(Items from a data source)
-=-=-=-=-

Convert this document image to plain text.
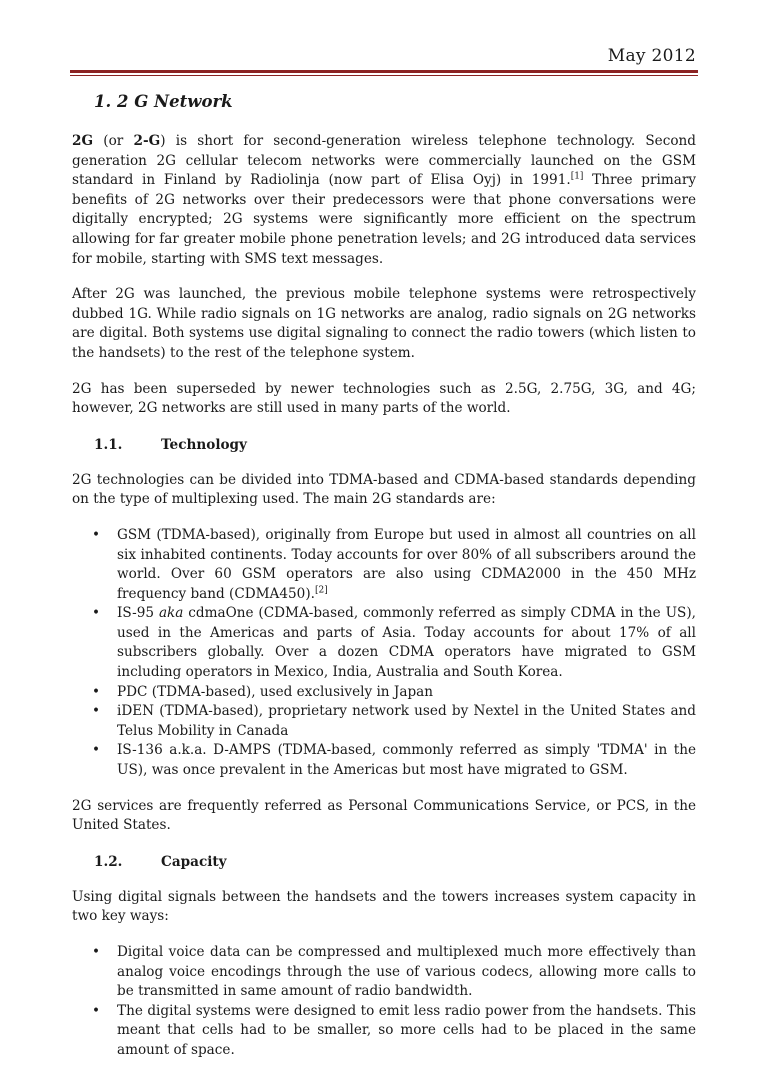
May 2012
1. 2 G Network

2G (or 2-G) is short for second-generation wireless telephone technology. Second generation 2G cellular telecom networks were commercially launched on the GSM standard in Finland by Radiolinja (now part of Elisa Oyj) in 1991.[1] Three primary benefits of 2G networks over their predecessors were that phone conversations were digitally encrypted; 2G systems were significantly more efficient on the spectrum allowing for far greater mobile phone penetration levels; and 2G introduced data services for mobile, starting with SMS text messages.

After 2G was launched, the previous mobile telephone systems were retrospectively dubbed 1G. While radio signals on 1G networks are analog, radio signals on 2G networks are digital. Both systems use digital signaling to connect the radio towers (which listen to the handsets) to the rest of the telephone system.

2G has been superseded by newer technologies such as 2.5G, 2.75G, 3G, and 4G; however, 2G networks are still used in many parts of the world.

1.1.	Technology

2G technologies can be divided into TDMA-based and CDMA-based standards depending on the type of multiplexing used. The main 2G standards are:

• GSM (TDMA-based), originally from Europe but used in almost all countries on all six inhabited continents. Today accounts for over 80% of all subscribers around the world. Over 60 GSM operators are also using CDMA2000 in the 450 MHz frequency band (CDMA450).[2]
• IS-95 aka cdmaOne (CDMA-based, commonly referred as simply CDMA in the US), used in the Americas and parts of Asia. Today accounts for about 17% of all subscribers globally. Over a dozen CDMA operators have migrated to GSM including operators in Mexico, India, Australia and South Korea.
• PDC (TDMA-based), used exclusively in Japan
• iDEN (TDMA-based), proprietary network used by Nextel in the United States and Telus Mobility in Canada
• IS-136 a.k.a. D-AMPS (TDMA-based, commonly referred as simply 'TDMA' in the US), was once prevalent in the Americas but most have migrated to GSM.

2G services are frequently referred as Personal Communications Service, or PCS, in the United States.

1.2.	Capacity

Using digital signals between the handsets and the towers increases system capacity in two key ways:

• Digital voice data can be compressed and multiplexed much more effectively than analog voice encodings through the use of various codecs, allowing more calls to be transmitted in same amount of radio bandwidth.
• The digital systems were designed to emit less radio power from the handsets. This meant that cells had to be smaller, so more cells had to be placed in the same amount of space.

-=-=-=-=-

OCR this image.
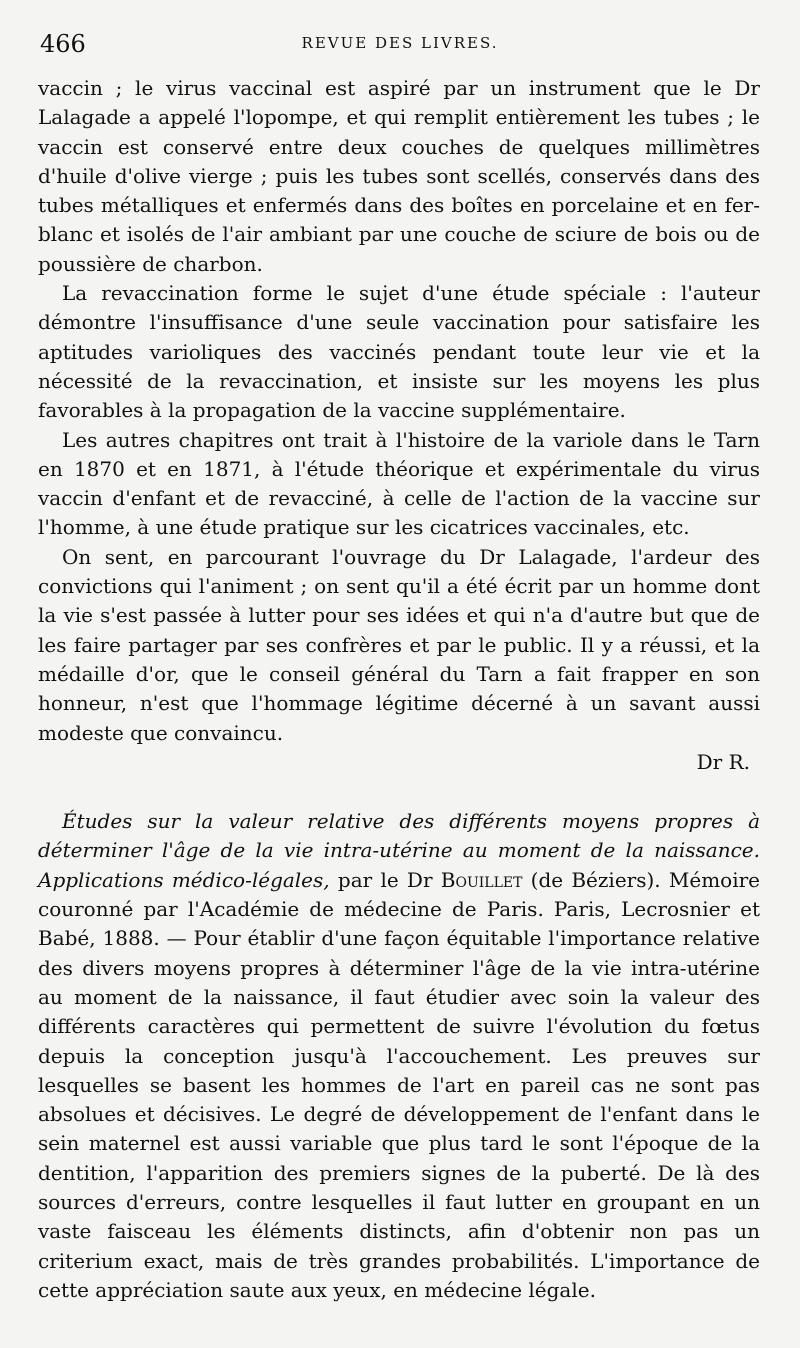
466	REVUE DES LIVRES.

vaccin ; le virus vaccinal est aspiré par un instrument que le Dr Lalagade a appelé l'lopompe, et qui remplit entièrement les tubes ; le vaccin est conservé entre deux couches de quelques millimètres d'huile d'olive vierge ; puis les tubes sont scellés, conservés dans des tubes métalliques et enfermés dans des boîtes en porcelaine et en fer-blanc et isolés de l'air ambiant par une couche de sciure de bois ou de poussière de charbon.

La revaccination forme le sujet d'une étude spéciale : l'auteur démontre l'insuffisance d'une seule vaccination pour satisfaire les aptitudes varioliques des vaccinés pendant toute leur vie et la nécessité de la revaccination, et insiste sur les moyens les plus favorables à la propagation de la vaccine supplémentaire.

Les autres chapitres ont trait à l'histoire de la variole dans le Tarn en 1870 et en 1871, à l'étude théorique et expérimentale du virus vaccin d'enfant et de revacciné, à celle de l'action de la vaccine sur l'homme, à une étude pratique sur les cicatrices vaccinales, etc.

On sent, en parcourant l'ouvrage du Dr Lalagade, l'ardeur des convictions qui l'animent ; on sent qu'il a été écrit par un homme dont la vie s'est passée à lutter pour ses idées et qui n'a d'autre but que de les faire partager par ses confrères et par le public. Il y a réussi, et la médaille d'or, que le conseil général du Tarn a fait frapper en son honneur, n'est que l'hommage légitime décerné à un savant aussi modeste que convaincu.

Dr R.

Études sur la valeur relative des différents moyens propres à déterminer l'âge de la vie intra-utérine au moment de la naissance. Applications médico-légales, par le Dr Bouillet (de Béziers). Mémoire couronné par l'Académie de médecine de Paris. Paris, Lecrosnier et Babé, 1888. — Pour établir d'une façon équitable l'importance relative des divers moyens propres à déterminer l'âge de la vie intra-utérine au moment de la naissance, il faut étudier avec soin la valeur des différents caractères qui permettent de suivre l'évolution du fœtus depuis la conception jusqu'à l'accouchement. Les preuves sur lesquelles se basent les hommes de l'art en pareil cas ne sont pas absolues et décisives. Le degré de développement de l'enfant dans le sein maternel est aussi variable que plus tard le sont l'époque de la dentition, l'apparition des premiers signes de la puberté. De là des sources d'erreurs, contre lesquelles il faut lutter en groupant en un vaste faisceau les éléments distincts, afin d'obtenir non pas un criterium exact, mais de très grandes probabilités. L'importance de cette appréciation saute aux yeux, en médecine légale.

-=-=-=-=-

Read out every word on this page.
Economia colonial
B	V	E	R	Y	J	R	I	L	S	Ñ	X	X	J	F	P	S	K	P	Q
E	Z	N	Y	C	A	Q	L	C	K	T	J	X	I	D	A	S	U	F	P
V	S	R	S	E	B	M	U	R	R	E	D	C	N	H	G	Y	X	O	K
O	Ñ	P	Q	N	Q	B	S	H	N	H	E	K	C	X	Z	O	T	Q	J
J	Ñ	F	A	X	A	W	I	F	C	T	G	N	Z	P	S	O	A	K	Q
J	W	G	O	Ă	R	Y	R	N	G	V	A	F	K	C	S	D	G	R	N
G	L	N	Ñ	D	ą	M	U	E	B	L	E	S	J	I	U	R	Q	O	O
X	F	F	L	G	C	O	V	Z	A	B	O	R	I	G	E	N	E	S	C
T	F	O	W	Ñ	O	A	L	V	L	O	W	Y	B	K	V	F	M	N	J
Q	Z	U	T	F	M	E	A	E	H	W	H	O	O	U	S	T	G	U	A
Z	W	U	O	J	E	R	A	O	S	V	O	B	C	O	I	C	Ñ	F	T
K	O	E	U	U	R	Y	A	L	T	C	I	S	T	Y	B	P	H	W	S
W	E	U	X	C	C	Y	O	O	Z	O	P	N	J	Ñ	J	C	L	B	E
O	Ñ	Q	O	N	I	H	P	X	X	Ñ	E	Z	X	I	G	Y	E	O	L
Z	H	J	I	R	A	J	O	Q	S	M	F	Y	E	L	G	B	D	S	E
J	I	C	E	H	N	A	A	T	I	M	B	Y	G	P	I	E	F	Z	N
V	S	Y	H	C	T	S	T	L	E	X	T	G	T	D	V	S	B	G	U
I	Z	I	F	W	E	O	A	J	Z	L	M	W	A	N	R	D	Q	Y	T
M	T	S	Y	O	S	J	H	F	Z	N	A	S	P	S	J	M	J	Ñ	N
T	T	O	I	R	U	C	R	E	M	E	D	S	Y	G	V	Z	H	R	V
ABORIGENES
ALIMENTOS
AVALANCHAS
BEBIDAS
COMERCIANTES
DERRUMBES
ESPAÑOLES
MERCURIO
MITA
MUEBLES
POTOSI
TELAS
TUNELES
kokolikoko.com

-=-=-=-=-

List every line above that contains the word "simply".

### ANSWER SECTION
• IS-95 aka cdmaOne (CDMA-based, commonly referred as simply CDMA in the US), used in the Americas and parts of Asia. Today accounts for about 17% of all subscribers globally. Over a dozen CDMA operators have migrated to GSM including operators in Mexico, India, Australia and South Korea.
• IS-136 a.k.a. D-AMPS (TDMA-based, commonly referred as simply 'TDMA' in the US), was once prevalent in the Americas but most have migrated to GSM.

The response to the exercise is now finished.